(Data entries)
__________

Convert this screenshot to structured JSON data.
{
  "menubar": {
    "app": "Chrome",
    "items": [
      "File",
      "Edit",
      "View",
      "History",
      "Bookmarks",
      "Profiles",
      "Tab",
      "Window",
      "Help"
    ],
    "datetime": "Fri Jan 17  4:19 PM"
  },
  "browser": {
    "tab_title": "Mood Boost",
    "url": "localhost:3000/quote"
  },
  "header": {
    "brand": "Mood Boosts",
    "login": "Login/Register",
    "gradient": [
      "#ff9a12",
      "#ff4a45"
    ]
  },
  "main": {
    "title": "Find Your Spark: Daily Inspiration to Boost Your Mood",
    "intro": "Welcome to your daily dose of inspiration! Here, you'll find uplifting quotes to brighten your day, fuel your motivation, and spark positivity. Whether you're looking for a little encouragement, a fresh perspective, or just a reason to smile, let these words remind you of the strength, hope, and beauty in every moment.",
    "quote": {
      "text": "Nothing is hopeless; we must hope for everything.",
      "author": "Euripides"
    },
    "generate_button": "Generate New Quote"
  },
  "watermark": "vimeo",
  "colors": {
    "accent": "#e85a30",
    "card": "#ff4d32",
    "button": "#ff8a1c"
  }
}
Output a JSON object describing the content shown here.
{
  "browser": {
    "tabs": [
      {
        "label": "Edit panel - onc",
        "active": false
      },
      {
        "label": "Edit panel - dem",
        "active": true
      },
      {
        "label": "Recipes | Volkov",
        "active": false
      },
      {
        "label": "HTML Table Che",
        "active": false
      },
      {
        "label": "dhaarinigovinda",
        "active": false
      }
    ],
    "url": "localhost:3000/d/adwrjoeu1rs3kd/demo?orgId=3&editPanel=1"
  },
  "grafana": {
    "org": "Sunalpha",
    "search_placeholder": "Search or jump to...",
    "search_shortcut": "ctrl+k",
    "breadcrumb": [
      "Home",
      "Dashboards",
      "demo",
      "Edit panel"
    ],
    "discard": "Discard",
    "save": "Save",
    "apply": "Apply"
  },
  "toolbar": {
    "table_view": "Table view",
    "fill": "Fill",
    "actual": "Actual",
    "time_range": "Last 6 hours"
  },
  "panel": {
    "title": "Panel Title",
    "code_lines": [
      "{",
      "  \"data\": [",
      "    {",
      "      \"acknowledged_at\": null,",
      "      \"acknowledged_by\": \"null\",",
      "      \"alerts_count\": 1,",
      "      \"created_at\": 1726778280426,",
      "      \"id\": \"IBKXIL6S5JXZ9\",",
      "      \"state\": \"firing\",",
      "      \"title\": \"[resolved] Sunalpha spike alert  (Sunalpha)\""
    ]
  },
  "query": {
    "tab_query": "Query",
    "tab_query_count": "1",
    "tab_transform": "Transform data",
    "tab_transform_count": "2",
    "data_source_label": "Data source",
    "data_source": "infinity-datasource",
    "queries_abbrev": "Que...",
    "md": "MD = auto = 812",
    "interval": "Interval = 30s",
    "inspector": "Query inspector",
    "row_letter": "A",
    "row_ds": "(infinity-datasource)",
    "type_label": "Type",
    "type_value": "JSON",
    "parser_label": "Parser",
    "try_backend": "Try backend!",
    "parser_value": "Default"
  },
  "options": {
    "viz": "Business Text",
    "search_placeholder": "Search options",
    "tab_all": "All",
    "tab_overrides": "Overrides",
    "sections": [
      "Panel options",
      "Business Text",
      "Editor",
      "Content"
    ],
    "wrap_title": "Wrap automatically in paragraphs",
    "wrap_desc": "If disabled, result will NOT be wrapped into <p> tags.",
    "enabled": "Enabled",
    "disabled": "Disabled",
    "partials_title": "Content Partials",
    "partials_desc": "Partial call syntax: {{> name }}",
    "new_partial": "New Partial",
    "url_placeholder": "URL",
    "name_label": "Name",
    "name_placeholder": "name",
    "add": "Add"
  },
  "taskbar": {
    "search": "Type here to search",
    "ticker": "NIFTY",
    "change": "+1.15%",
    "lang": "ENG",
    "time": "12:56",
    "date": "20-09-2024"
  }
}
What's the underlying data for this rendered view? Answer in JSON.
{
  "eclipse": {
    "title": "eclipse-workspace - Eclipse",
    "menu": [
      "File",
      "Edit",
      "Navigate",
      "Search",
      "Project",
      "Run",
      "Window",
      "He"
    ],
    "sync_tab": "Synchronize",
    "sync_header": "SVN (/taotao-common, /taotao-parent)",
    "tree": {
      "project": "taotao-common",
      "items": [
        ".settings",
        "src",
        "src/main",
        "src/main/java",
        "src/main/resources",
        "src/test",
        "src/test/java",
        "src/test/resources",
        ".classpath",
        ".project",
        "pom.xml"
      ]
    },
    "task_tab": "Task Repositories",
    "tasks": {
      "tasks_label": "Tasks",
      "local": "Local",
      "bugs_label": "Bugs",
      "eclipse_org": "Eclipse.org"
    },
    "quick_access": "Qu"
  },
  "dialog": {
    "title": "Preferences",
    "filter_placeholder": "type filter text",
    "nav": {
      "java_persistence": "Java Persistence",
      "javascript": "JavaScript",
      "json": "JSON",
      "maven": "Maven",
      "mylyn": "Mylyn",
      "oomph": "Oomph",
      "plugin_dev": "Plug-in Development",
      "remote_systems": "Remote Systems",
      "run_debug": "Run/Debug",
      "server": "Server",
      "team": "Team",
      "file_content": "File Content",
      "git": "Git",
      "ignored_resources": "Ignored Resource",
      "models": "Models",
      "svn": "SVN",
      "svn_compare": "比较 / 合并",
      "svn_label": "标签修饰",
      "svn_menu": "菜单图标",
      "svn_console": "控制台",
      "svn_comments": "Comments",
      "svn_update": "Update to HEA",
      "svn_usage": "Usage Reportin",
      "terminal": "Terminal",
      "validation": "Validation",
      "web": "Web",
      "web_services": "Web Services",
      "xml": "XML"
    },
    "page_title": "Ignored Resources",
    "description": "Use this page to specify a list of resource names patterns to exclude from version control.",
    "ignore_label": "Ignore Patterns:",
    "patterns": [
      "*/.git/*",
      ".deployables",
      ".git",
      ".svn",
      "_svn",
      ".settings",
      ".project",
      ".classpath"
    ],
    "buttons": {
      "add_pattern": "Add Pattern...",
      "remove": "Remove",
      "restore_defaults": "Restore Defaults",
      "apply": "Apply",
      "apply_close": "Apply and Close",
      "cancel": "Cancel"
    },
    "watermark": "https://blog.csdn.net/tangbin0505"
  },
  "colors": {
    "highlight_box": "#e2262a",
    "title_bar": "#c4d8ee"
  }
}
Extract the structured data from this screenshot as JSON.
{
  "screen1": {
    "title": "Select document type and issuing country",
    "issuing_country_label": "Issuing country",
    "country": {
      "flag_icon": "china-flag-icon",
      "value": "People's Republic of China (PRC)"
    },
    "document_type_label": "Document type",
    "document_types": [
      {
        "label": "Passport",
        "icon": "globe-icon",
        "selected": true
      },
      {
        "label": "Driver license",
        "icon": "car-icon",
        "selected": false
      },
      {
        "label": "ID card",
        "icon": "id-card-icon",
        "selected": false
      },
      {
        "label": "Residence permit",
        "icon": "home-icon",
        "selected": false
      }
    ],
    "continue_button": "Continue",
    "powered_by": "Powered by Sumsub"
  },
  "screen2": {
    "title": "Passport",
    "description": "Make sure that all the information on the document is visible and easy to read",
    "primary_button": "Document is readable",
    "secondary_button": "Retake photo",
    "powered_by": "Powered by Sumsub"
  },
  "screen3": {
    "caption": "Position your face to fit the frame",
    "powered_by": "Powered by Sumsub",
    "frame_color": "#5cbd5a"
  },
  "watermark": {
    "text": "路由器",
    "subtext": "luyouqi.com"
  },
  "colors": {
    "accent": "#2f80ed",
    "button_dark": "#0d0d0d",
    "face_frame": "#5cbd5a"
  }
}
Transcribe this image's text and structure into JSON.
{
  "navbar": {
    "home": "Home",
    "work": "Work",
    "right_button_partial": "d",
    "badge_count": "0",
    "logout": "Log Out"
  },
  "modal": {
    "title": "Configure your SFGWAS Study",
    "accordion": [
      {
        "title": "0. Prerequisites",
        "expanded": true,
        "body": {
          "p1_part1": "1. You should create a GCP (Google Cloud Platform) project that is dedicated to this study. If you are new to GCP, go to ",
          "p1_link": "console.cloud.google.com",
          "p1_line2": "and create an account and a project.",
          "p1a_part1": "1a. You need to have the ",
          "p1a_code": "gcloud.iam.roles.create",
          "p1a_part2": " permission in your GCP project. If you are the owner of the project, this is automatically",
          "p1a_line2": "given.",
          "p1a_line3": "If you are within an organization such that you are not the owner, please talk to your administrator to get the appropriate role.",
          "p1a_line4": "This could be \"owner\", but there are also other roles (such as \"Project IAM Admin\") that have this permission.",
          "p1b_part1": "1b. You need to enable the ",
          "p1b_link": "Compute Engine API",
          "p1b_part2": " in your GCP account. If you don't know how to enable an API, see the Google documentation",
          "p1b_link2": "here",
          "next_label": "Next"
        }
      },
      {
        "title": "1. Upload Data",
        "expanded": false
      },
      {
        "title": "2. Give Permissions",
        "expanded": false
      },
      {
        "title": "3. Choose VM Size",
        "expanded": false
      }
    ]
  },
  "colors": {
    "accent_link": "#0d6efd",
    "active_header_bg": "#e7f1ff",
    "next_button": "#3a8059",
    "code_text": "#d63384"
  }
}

__________

# Instruction:
Above are some records. Count the lines among them with the word "automatically", and answer with the number only.

# Correct answer:
2